Requirements:
Write out the listing in full, matching it word for word.

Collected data
▼

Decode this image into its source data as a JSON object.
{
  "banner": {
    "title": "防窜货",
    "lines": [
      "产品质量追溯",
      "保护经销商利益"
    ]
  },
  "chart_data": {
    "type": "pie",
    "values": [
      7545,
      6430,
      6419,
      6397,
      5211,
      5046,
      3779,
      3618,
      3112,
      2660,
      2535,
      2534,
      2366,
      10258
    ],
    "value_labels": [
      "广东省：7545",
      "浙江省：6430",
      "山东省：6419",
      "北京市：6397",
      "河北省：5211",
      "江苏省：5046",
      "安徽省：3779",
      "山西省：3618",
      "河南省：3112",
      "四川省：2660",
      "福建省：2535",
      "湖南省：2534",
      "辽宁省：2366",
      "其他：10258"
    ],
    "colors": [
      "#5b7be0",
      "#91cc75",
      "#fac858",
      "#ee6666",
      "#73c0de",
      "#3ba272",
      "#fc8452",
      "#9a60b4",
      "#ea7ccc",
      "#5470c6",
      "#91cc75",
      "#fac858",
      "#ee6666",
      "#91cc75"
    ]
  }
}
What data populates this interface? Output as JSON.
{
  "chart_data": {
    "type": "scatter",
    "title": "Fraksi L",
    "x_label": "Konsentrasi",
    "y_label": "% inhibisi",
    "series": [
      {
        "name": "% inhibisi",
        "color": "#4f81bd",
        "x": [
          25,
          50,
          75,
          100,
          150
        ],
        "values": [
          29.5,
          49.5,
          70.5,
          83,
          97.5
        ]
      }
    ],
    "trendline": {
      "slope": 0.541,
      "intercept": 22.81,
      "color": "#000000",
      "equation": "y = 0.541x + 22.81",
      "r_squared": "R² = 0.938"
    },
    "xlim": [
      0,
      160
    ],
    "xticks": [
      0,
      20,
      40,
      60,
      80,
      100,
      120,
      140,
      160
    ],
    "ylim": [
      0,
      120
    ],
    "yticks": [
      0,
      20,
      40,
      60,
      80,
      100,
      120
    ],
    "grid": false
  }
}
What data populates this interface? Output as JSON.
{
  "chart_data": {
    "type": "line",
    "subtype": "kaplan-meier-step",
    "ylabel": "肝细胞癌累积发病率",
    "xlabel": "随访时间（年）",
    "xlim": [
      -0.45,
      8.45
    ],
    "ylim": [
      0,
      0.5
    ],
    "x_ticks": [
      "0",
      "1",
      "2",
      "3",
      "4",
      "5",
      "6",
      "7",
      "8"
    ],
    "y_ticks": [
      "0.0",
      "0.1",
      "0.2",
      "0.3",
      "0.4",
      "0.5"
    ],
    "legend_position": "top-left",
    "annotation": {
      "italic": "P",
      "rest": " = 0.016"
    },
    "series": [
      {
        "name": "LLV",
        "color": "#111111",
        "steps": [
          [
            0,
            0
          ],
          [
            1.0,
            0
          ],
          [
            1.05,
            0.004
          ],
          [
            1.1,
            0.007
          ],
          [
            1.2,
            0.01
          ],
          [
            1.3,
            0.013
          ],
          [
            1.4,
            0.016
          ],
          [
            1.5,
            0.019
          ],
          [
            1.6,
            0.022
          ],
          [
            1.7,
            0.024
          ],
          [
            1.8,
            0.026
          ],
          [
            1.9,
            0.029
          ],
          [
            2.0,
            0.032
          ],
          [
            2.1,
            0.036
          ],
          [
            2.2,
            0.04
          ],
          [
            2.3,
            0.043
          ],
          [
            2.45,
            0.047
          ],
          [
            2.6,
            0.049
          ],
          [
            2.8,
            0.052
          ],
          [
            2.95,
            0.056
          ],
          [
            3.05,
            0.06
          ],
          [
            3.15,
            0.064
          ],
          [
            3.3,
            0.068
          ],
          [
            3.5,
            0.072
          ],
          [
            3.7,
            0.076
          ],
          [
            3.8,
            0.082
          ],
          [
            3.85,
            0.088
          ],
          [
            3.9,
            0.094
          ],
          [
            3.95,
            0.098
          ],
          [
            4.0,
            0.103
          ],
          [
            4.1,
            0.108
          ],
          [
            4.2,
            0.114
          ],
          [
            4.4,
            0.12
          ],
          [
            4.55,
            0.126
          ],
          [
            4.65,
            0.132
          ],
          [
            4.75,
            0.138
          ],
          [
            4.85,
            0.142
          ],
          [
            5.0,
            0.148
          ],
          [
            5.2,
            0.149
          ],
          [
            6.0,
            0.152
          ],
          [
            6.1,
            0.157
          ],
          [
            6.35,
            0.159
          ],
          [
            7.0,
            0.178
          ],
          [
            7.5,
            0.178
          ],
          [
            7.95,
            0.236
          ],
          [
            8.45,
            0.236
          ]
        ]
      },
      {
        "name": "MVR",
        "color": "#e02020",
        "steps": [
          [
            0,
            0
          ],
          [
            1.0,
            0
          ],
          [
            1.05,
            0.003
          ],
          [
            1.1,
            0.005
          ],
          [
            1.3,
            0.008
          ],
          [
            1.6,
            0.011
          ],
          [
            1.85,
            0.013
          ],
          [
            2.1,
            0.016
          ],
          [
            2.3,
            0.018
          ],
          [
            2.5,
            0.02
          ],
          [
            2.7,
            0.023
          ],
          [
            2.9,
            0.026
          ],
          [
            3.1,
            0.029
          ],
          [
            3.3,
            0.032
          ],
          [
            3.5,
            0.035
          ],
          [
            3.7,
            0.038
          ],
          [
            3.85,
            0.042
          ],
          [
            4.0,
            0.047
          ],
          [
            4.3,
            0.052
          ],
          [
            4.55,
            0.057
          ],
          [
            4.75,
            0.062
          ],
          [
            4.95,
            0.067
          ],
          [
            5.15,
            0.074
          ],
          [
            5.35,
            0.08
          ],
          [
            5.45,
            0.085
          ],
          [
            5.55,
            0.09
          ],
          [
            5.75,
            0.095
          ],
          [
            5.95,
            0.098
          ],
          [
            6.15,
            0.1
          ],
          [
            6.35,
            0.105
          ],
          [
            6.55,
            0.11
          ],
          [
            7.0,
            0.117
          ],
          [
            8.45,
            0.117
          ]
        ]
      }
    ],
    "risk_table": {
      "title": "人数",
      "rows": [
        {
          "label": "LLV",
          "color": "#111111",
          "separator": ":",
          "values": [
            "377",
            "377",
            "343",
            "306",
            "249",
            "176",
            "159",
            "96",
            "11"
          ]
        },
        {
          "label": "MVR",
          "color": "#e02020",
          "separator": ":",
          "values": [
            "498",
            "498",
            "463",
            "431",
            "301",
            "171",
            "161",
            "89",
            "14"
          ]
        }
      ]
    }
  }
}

▲

Full solution:
Decode this image into its source data as a JSON object.
{
  "banner": {
    "title": "防窜货",
    "lines": [
      "产品质量追溯",
      "保护经销商利益"
    ]
  },
  "chart_data": {
    "type": "pie",
    "values": [
      7545,
      6430,
      6419,
      6397,
      5211,
      5046,
      3779,
      3618,
      3112,
      2660,
      2535,
      2534,
      2366,
      10258
    ],
    "value_labels": [
      "广东省：7545",
      "浙江省：6430",
      "山东省：6419",
      "北京市：6397",
      "河北省：5211",
      "江苏省：5046",
      "安徽省：3779",
      "山西省：3618",
      "河南省：3112",
      "四川省：2660",
      "福建省：2535",
      "湖南省：2534",
      "辽宁省：2366",
      "其他：10258"
    ],
    "colors": [
      "#5b7be0",
      "#91cc75",
      "#fac858",
      "#ee6666",
      "#73c0de",
      "#3ba272",
      "#fc8452",
      "#9a60b4",
      "#ea7ccc",
      "#5470c6",
      "#91cc75",
      "#fac858",
      "#ee6666",
      "#91cc75"
    ]
  }
}
What data populates this interface? Output as JSON.
{
  "chart_data": {
    "type": "scatter",
    "title": "Fraksi L",
    "x_label": "Konsentrasi",
    "y_label": "% inhibisi",
    "series": [
      {
        "name": "% inhibisi",
        "color": "#4f81bd",
        "x": [
          25,
          50,
          75,
          100,
          150
        ],
        "values": [
          29.5,
          49.5,
          70.5,
          83,
          97.5
        ]
      }
    ],
    "trendline": {
      "slope": 0.541,
      "intercept": 22.81,
      "color": "#000000",
      "equation": "y = 0.541x + 22.81",
      "r_squared": "R² = 0.938"
    },
    "xlim": [
      0,
      160
    ],
    "xticks": [
      0,
      20,
      40,
      60,
      80,
      100,
      120,
      140,
      160
    ],
    "ylim": [
      0,
      120
    ],
    "yticks": [
      0,
      20,
      40,
      60,
      80,
      100,
      120
    ],
    "grid": false
  }
}
What data populates this interface? Output as JSON.
{
  "chart_data": {
    "type": "line",
    "subtype": "kaplan-meier-step",
    "ylabel": "肝细胞癌累积发病率",
    "xlabel": "随访时间（年）",
    "xlim": [
      -0.45,
      8.45
    ],
    "ylim": [
      0,
      0.5
    ],
    "x_ticks": [
      "0",
      "1",
      "2",
      "3",
      "4",
      "5",
      "6",
      "7",
      "8"
    ],
    "y_ticks": [
      "0.0",
      "0.1",
      "0.2",
      "0.3",
      "0.4",
      "0.5"
    ],
    "legend_position": "top-left",
    "annotation": {
      "italic": "P",
      "rest": " = 0.016"
    },
    "series": [
      {
        "name": "LLV",
        "color": "#111111",
        "steps": [
          [
            0,
            0
          ],
          [
            1.0,
            0
          ],
          [
            1.05,
            0.004
          ],
          [
            1.1,
            0.007
          ],
          [
            1.2,
            0.01
          ],
          [
            1.3,
            0.013
          ],
          [
            1.4,
            0.016
          ],
          [
            1.5,
            0.019
          ],
          [
            1.6,
            0.022
          ],
          [
            1.7,
            0.024
          ],
          [
            1.8,
            0.026
          ],
          [
            1.9,
            0.029
          ],
          [
            2.0,
            0.032
          ],
          [
            2.1,
            0.036
          ],
          [
            2.2,
            0.04
          ],
          [
            2.3,
            0.043
          ],
          [
            2.45,
            0.047
          ],
          [
            2.6,
            0.049
          ],
          [
            2.8,
            0.052
          ],
          [
            2.95,
            0.056
          ],
          [
            3.05,
            0.06
          ],
          [
            3.15,
            0.064
          ],
          [
            3.3,
            0.068
          ],
          [
            3.5,
            0.072
          ],
          [
            3.7,
            0.076
          ],
          [
            3.8,
            0.082
          ],
          [
            3.85,
            0.088
          ],
          [
            3.9,
            0.094
          ],
          [
            3.95,
            0.098
          ],
          [
            4.0,
            0.103
          ],
          [
            4.1,
            0.108
          ],
          [
            4.2,
            0.114
          ],
          [
            4.4,
            0.12
          ],
          [
            4.55,
            0.126
          ],
          [
            4.65,
            0.132
          ],
          [
            4.75,
            0.138
          ],
          [
            4.85,
            0.142
          ],
          [
            5.0,
            0.148
          ],
          [
            5.2,
            0.149
          ],
          [
            6.0,
            0.152
          ],
          [
            6.1,
            0.157
          ],
          [
            6.35,
            0.159
          ],
          [
            7.0,
            0.178
          ],
          [
            7.5,
            0.178
          ],
          [
            7.95,
            0.236
          ],
          [
            8.45,
            0.236
          ]
        ]
      },
      {
        "name": "MVR",
        "color": "#e02020",
        "steps": [
          [
            0,
            0
          ],
          [
            1.0,
            0
          ],
          [
            1.05,
            0.003
          ],
          [
            1.1,
            0.005
          ],
          [
            1.3,
            0.008
          ],
          [
            1.6,
            0.011
          ],
          [
            1.85,
            0.013
          ],
          [
            2.1,
            0.016
          ],
          [
            2.3,
            0.018
          ],
          [
            2.5,
            0.02
          ],
          [
            2.7,
            0.023
          ],
          [
            2.9,
            0.026
          ],
          [
            3.1,
            0.029
          ],
          [
            3.3,
            0.032
          ],
          [
            3.5,
            0.035
          ],
          [
            3.7,
            0.038
          ],
          [
            3.85,
            0.042
          ],
          [
            4.0,
            0.047
          ],
          [
            4.3,
            0.052
          ],
          [
            4.55,
            0.057
          ],
          [
            4.75,
            0.062
          ],
          [
            4.95,
            0.067
          ],
          [
            5.15,
            0.074
          ],
          [
            5.35,
            0.08
          ],
          [
            5.45,
            0.085
          ],
          [
            5.55,
            0.09
          ],
          [
            5.75,
            0.095
          ],
          [
            5.95,
            0.098
          ],
          [
            6.15,
            0.1
          ],
          [
            6.35,
            0.105
          ],
          [
            6.55,
            0.11
          ],
          [
            7.0,
            0.117
          ],
          [
            8.45,
            0.117
          ]
        ]
      }
    ],
    "risk_table": {
      "title": "人数",
      "rows": [
        {
          "label": "LLV",
          "color": "#111111",
          "separator": ":",
          "values": [
            "377",
            "377",
            "343",
            "306",
            "249",
            "176",
            "159",
            "96",
            "11"
          ]
        },
        {
          "label": "MVR",
          "color": "#e02020",
          "separator": ":",
          "values": [
            "498",
            "498",
            "463",
            "431",
            "301",
            "171",
            "161",
            "89",
            "14"
          ]
        }
      ]
    }
  }
}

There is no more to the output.